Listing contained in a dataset
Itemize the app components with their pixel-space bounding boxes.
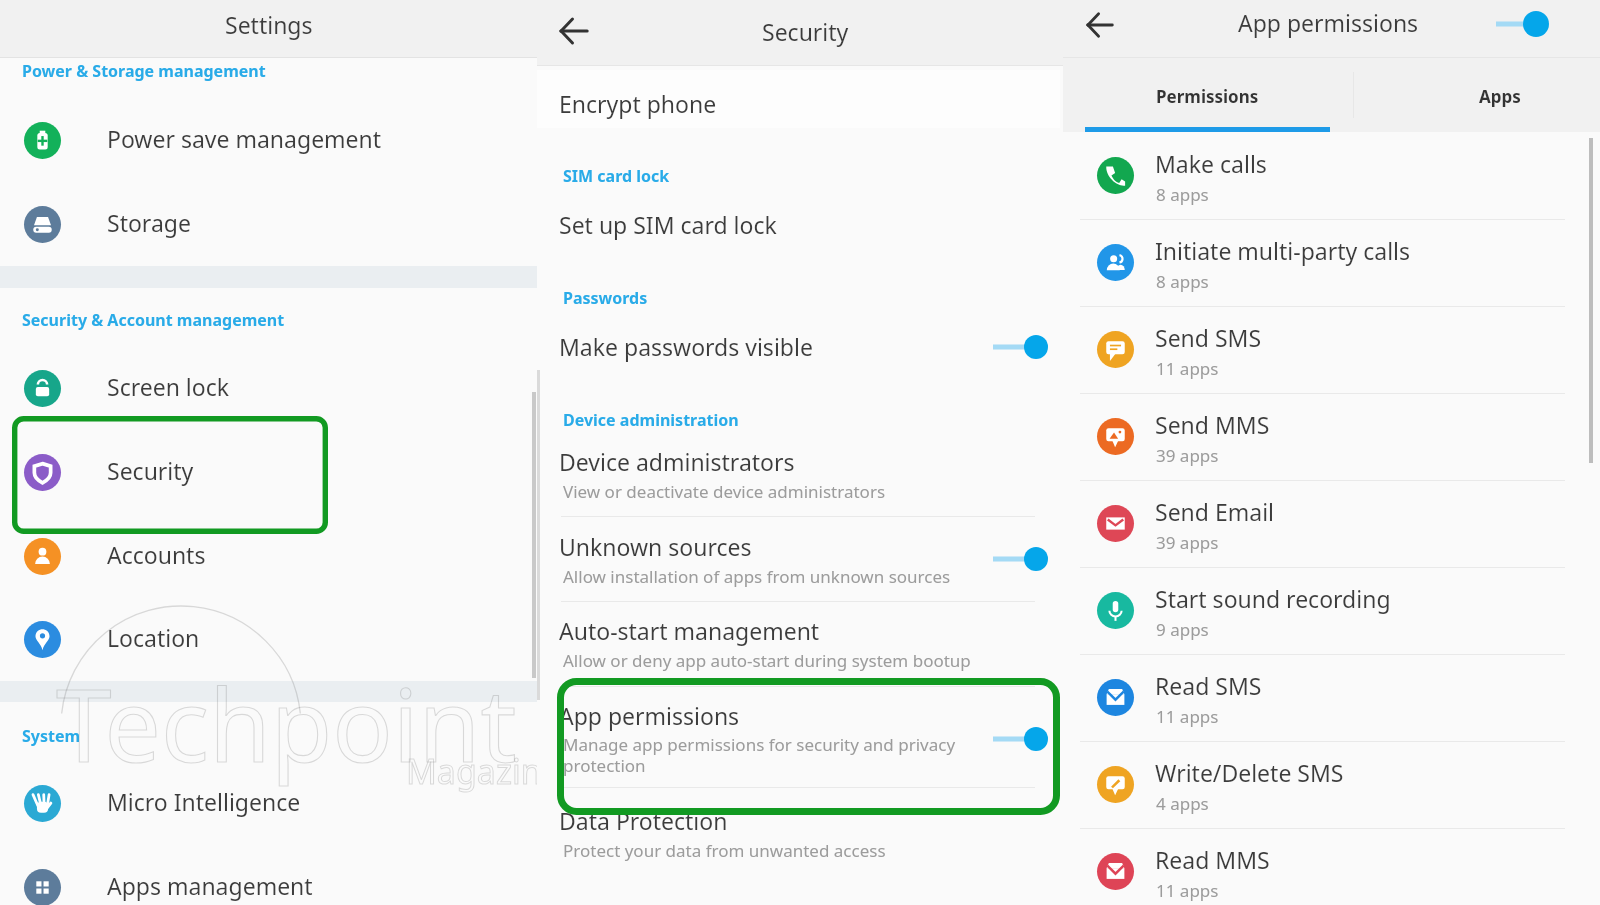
staticText: 11 apps [1156,705,1219,728]
staticText: Initiate multi-party calls [1155,235,1411,266]
staticText: App permissions [1238,7,1419,38]
button[interactable] [537,602,1063,686]
staticText: Encrypt phone [559,88,717,119]
staticText: Unknown sources [559,531,752,562]
button[interactable]: Location [0,597,537,681]
staticText: Settings [225,9,313,40]
staticText: Auto-start management [559,615,820,646]
button[interactable]: Power save management [0,98,537,182]
staticText: Location [107,622,200,653]
button[interactable]: Apps management [0,845,537,905]
button[interactable] [537,788,1063,872]
button[interactable]: Initiate multi-party calls [1063,220,1600,307]
staticText: Send MMS [1155,409,1270,440]
staticText: App permissions [559,700,740,731]
staticText: Screen lock [107,371,230,402]
staticText: Write/Delete SMS [1155,757,1344,788]
button[interactable]: Toggle setting [993,727,1048,751]
button[interactable]: Make calls [1063,133,1600,220]
staticText: SIM card lock [563,165,670,187]
staticText: 11 apps [1156,879,1219,902]
button[interactable]: Send Email [1063,481,1600,568]
button[interactable] [537,432,1063,516]
staticText: System [22,725,81,747]
staticText: 11 apps [1156,357,1219,380]
button[interactable] [537,517,1063,601]
button[interactable]: Micro Intelligence [0,761,537,845]
button[interactable]: Accounts [0,514,537,598]
staticText: Make passwords visible [559,331,813,362]
staticText: Device administrators [559,446,795,477]
staticText: Power save management [107,123,382,154]
staticText: 4 apps [1156,792,1209,815]
staticText: Security [107,455,194,486]
button[interactable] [537,192,1063,250]
staticText: Send Email [1155,496,1275,527]
button[interactable]: Permissions [1063,58,1353,132]
staticText: Security [762,16,849,47]
staticText: Read MMS [1155,844,1270,875]
staticText: 9 apps [1156,618,1209,641]
staticText: View or deactivate device administrators [563,480,886,503]
staticText: Set up SIM card lock [559,209,777,240]
button[interactable]: Read SMS [1063,655,1600,742]
button[interactable]: Read MMS [1063,829,1600,905]
staticText: Send SMS [1155,322,1262,353]
button[interactable]: Toggle setting [993,547,1048,571]
staticText: protection [563,754,646,777]
staticText: Manage app permissions for security and … [563,733,956,756]
button[interactable] [537,70,1063,128]
staticText: 39 apps [1156,531,1219,554]
staticText: Security & Account management [22,309,285,331]
button[interactable]: Send SMS [1063,307,1600,394]
staticText: Make calls [1155,148,1267,179]
staticText: Start sound recording [1155,583,1391,614]
button[interactable]: Start sound recording [1063,568,1600,655]
staticText: Allow installation of apps from unknown … [563,565,951,588]
staticText: Data Protection [559,805,728,836]
staticText: Read SMS [1155,670,1262,701]
staticText: Power & Storage management [22,60,266,82]
staticText: Permissions [1156,85,1259,108]
staticText: 8 apps [1156,183,1209,206]
staticText: 8 apps [1156,270,1209,293]
button[interactable]: Toggle all permissions [1496,11,1549,37]
button[interactable]: Apps [1353,58,1600,132]
staticText: Device administration [563,409,739,431]
staticText: Protect your data from unwanted access [563,839,886,862]
staticText: 39 apps [1156,444,1219,467]
staticText: Apps management [107,870,313,901]
button[interactable]: Storage [0,182,537,266]
staticText: Accounts [107,539,206,570]
button[interactable] [537,314,1063,374]
button[interactable]: Security [0,430,537,514]
staticText: Passwords [563,287,648,309]
button[interactable]: Back [1077,2,1123,48]
button[interactable] [537,687,1063,787]
button[interactable]: Write/Delete SMS [1063,742,1600,829]
button[interactable]: Toggle setting [993,335,1048,359]
button[interactable]: Back [551,8,597,54]
button[interactable]: Screen lock [0,346,537,430]
staticText: Storage [107,207,191,238]
staticText: Micro Intelligence [107,786,301,817]
staticText: Apps [1479,85,1521,108]
staticText: Allow or deny app auto-start during syst… [563,649,971,672]
button[interactable]: Send MMS [1063,394,1600,481]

Your goal
Write out the listing above line for line, with every line reproduced verbatim. Leave the pictures out of your answer.

Result of the task
Itemize the app components with their pixel-space bounding boxes.
staticText: 11 apps [1156,705,1219,728]
staticText: Initiate multi-party calls [1155,235,1411,266]
staticText: App permissions [1238,7,1419,38]
button[interactable] [537,602,1063,686]
staticText: Encrypt phone [559,88,717,119]
staticText: Unknown sources [559,531,752,562]
button[interactable]: Location [0,597,537,681]
staticText: Settings [225,9,313,40]
staticText: Auto-start management [559,615,820,646]
button[interactable]: Power save management [0,98,537,182]
staticText: Location [107,622,200,653]
button[interactable]: Apps management [0,845,537,905]
button[interactable] [537,788,1063,872]
button[interactable]: Initiate multi-party calls [1063,220,1600,307]
staticText: Send MMS [1155,409,1270,440]
staticText: App permissions [559,700,740,731]
staticText: Screen lock [107,371,230,402]
staticText: Write/Delete SMS [1155,757,1344,788]
button[interactable]: Toggle setting [993,727,1048,751]
button[interactable]: Make calls [1063,133,1600,220]
staticText: SIM card lock [563,165,670,187]
staticText: 11 apps [1156,879,1219,902]
button[interactable]: Send Email [1063,481,1600,568]
button[interactable] [537,432,1063,516]
staticText: System [22,725,81,747]
staticText: 11 apps [1156,357,1219,380]
button[interactable] [537,517,1063,601]
button[interactable]: Micro Intelligence [0,761,537,845]
button[interactable]: Accounts [0,514,537,598]
staticText: Make passwords visible [559,331,813,362]
staticText: Device administrators [559,446,795,477]
staticText: Power save management [107,123,382,154]
staticText: 4 apps [1156,792,1209,815]
staticText: Security [107,455,194,486]
button[interactable] [537,192,1063,250]
staticText: Send Email [1155,496,1275,527]
button[interactable]: Permissions [1063,58,1353,132]
staticText: Security [762,16,849,47]
staticText: Read MMS [1155,844,1270,875]
staticText: 9 apps [1156,618,1209,641]
staticText: View or deactivate device administrators [563,480,886,503]
staticText: Set up SIM card lock [559,209,777,240]
button[interactable]: Read SMS [1063,655,1600,742]
button[interactable]: Read MMS [1063,829,1600,905]
staticText: Send SMS [1155,322,1262,353]
button[interactable]: Toggle setting [993,547,1048,571]
staticText: protection [563,754,646,777]
staticText: Manage app permissions for security and … [563,733,956,756]
button[interactable] [537,70,1063,128]
staticText: 39 apps [1156,531,1219,554]
staticText: Security & Account management [22,309,285,331]
button[interactable]: Send SMS [1063,307,1600,394]
staticText: Make calls [1155,148,1267,179]
staticText: Start sound recording [1155,583,1391,614]
button[interactable]: Start sound recording [1063,568,1600,655]
staticText: Allow installation of apps from unknown … [563,565,951,588]
staticText: Data Protection [559,805,728,836]
staticText: Read SMS [1155,670,1262,701]
staticText: Power & Storage management [22,60,266,82]
staticText: Permissions [1156,85,1259,108]
staticText: 8 apps [1156,183,1209,206]
staticText: 8 apps [1156,270,1209,293]
button[interactable]: Toggle all permissions [1496,11,1549,37]
button[interactable]: Apps [1353,58,1600,132]
staticText: Device administration [563,409,739,431]
staticText: Protect your data from unwanted access [563,839,886,862]
staticText: 39 apps [1156,444,1219,467]
staticText: Apps management [107,870,313,901]
button[interactable]: Storage [0,182,537,266]
staticText: Accounts [107,539,206,570]
button[interactable] [537,314,1063,374]
button[interactable]: Security [0,430,537,514]
staticText: Passwords [563,287,648,309]
button[interactable]: Back [1077,2,1123,48]
button[interactable] [537,687,1063,787]
button[interactable]: Write/Delete SMS [1063,742,1600,829]
button[interactable]: Toggle setting [993,335,1048,359]
button[interactable]: Back [551,8,597,54]
button[interactable]: Screen lock [0,346,537,430]
staticText: Storage [107,207,191,238]
staticText: Micro Intelligence [107,786,301,817]
staticText: Apps [1479,85,1521,108]
staticText: Allow or deny app auto-start during syst… [563,649,971,672]
button[interactable]: Send MMS [1063,394,1600,481]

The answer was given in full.